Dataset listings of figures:
## begin

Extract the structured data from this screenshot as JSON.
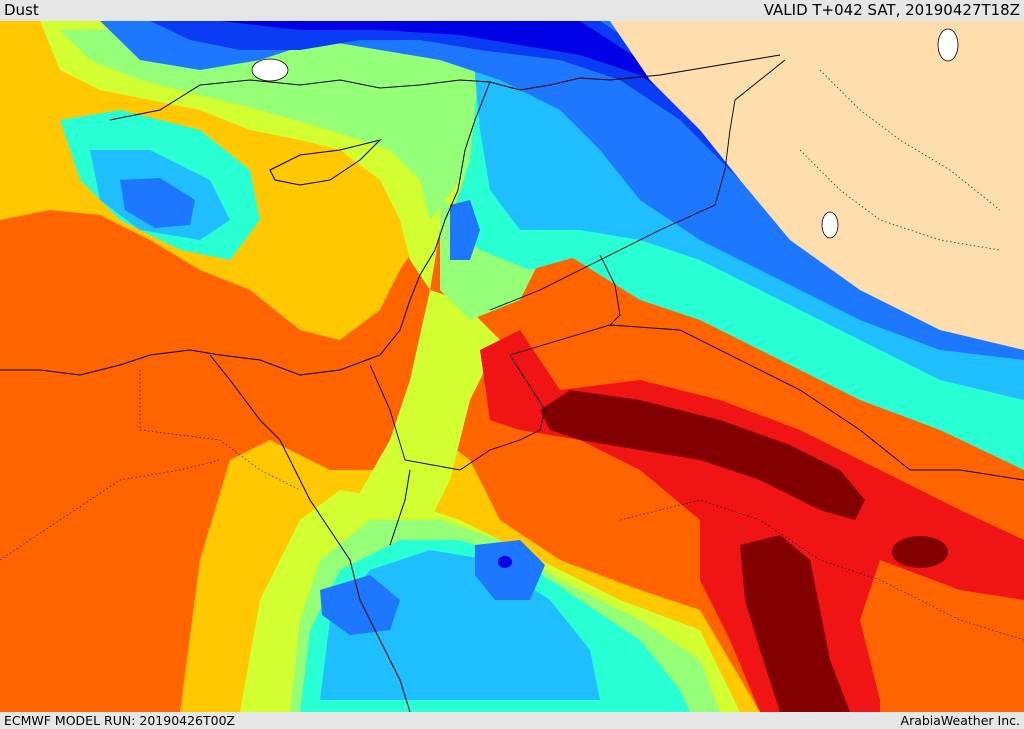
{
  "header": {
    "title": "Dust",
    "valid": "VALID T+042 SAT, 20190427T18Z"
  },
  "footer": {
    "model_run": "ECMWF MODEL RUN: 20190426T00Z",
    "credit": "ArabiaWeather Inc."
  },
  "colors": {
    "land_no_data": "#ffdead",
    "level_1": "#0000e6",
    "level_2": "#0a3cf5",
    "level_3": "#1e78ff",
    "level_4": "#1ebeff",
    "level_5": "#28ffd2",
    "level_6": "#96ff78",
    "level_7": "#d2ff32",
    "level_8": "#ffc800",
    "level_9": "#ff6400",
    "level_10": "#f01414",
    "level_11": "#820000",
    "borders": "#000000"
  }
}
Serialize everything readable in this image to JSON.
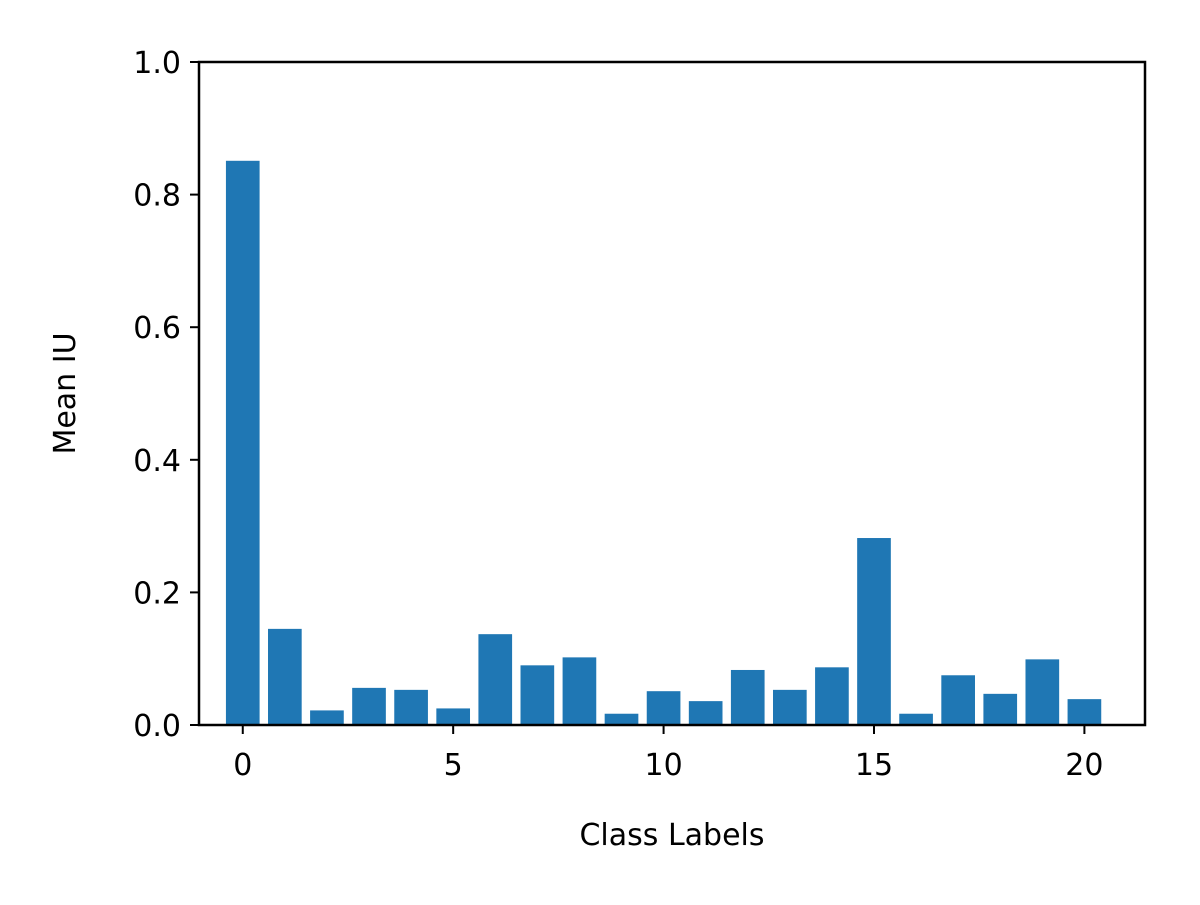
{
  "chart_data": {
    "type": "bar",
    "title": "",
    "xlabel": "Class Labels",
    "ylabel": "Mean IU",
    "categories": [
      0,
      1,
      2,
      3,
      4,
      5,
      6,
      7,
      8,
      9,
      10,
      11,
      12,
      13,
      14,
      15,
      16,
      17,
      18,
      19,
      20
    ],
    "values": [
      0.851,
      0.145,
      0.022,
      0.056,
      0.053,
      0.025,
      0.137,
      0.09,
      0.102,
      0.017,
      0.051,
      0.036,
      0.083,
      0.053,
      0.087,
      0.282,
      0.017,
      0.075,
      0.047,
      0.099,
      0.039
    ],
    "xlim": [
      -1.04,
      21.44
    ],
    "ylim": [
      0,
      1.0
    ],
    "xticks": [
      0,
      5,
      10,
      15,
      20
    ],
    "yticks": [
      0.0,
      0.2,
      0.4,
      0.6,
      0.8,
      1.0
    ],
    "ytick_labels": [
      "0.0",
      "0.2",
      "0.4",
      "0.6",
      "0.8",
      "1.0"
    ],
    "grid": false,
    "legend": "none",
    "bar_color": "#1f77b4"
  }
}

## end

[WHAT YOU HAVE TO DO] Leave out each picture and extract the lines from the one containing "Serialize everything readable" through the end of the records above, inclusive, exactly as they stand.

[CORRECT ANSWER]
Serialize everything readable in this image to JSON.
{
  "chart_data": {
    "type": "bar",
    "title": "",
    "xlabel": "Class Labels",
    "ylabel": "Mean IU",
    "categories": [
      0,
      1,
      2,
      3,
      4,
      5,
      6,
      7,
      8,
      9,
      10,
      11,
      12,
      13,
      14,
      15,
      16,
      17,
      18,
      19,
      20
    ],
    "values": [
      0.851,
      0.145,
      0.022,
      0.056,
      0.053,
      0.025,
      0.137,
      0.09,
      0.102,
      0.017,
      0.051,
      0.036,
      0.083,
      0.053,
      0.087,
      0.282,
      0.017,
      0.075,
      0.047,
      0.099,
      0.039
    ],
    "xlim": [
      -1.04,
      21.44
    ],
    "ylim": [
      0,
      1.0
    ],
    "xticks": [
      0,
      5,
      10,
      15,
      20
    ],
    "yticks": [
      0.0,
      0.2,
      0.4,
      0.6,
      0.8,
      1.0
    ],
    "ytick_labels": [
      "0.0",
      "0.2",
      "0.4",
      "0.6",
      "0.8",
      "1.0"
    ],
    "grid": false,
    "legend": "none",
    "bar_color": "#1f77b4"
  }
}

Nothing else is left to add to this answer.